## DIRECTIVE
Repeat the entire listing exactly.

★ ★ ★ ★

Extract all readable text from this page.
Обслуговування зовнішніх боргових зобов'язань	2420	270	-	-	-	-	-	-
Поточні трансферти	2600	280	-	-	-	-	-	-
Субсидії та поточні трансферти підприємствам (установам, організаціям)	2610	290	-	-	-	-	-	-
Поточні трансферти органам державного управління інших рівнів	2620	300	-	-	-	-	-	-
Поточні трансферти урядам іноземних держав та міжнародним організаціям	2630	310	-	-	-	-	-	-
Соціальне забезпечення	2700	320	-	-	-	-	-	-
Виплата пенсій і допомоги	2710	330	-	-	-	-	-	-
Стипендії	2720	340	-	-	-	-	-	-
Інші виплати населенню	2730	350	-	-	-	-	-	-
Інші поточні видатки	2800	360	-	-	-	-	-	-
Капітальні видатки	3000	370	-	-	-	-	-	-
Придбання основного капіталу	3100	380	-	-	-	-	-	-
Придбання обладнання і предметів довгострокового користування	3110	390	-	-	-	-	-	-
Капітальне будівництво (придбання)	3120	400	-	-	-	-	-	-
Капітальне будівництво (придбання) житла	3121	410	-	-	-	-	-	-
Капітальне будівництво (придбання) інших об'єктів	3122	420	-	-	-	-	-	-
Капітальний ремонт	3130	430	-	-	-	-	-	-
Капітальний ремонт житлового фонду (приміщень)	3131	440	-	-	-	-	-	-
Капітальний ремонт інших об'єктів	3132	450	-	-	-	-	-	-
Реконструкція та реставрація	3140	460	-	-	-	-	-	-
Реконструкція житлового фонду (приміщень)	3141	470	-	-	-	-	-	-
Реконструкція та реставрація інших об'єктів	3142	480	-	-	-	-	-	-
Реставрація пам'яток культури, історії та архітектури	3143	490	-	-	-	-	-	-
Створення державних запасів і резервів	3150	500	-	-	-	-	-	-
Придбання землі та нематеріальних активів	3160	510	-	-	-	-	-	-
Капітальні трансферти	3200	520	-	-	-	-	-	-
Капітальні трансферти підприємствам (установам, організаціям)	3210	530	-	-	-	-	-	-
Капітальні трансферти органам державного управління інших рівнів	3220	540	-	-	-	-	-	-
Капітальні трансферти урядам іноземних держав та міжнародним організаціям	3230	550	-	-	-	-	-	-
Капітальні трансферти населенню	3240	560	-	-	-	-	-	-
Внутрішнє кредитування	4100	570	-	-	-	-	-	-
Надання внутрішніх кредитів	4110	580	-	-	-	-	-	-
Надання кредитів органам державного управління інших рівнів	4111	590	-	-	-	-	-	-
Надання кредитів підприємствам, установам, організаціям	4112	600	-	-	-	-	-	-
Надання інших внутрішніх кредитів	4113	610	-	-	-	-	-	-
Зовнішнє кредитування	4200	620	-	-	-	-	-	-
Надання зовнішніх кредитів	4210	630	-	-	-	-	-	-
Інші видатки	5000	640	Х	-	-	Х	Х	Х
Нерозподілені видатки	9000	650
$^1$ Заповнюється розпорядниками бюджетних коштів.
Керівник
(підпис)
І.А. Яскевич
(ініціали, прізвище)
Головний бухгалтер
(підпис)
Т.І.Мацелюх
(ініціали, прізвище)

★ ★ ★ ★

## OUTPUT OF THE TASK
Extract all readable text from this page.
Обслуговування зовнішніх боргових зобов'язань	2420	270	-	-	-	-	-	-
Поточні трансферти	2600	280	-	-	-	-	-	-
Субсидії та поточні трансферти підприємствам (установам, організаціям)	2610	290	-	-	-	-	-	-
Поточні трансферти органам державного управління інших рівнів	2620	300	-	-	-	-	-	-
Поточні трансферти урядам іноземних держав та міжнародним організаціям	2630	310	-	-	-	-	-	-
Соціальне забезпечення	2700	320	-	-	-	-	-	-
Виплата пенсій і допомоги	2710	330	-	-	-	-	-	-
Стипендії	2720	340	-	-	-	-	-	-
Інші виплати населенню	2730	350	-	-	-	-	-	-
Інші поточні видатки	2800	360	-	-	-	-	-	-
Капітальні видатки	3000	370	-	-	-	-	-	-
Придбання основного капіталу	3100	380	-	-	-	-	-	-
Придбання обладнання і предметів довгострокового користування	3110	390	-	-	-	-	-	-
Капітальне будівництво (придбання)	3120	400	-	-	-	-	-	-
Капітальне будівництво (придбання) житла	3121	410	-	-	-	-	-	-
Капітальне будівництво (придбання) інших об'єктів	3122	420	-	-	-	-	-	-
Капітальний ремонт	3130	430	-	-	-	-	-	-
Капітальний ремонт житлового фонду (приміщень)	3131	440	-	-	-	-	-	-
Капітальний ремонт інших об'єктів	3132	450	-	-	-	-	-	-
Реконструкція та реставрація	3140	460	-	-	-	-	-	-
Реконструкція житлового фонду (приміщень)	3141	470	-	-	-	-	-	-
Реконструкція та реставрація інших об'єктів	3142	480	-	-	-	-	-	-
Реставрація пам'яток культури, історії та архітектури	3143	490	-	-	-	-	-	-
Створення державних запасів і резервів	3150	500	-	-	-	-	-	-
Придбання землі та нематеріальних активів	3160	510	-	-	-	-	-	-
Капітальні трансферти	3200	520	-	-	-	-	-	-
Капітальні трансферти підприємствам (установам, організаціям)	3210	530	-	-	-	-	-	-
Капітальні трансферти органам державного управління інших рівнів	3220	540	-	-	-	-	-	-
Капітальні трансферти урядам іноземних держав та міжнародним організаціям	3230	550	-	-	-	-	-	-
Капітальні трансферти населенню	3240	560	-	-	-	-	-	-
Внутрішнє кредитування	4100	570	-	-	-	-	-	-
Надання внутрішніх кредитів	4110	580	-	-	-	-	-	-
Надання кредитів органам державного управління інших рівнів	4111	590	-	-	-	-	-	-
Надання кредитів підприємствам, установам, організаціям	4112	600	-	-	-	-	-	-
Надання інших внутрішніх кредитів	4113	610	-	-	-	-	-	-
Зовнішнє кредитування	4200	620	-	-	-	-	-	-
Надання зовнішніх кредитів	4210	630	-	-	-	-	-	-
Інші видатки	5000	640	Х	-	-	Х	Х	Х
Нерозподілені видатки	9000	650
$^1$ Заповнюється розпорядниками бюджетних коштів.
Керівник
(підпис)
І.А. Яскевич
(ініціали, прізвище)
Головний бухгалтер
(підпис)
Т.І.Мацелюх
(ініціали, прізвище)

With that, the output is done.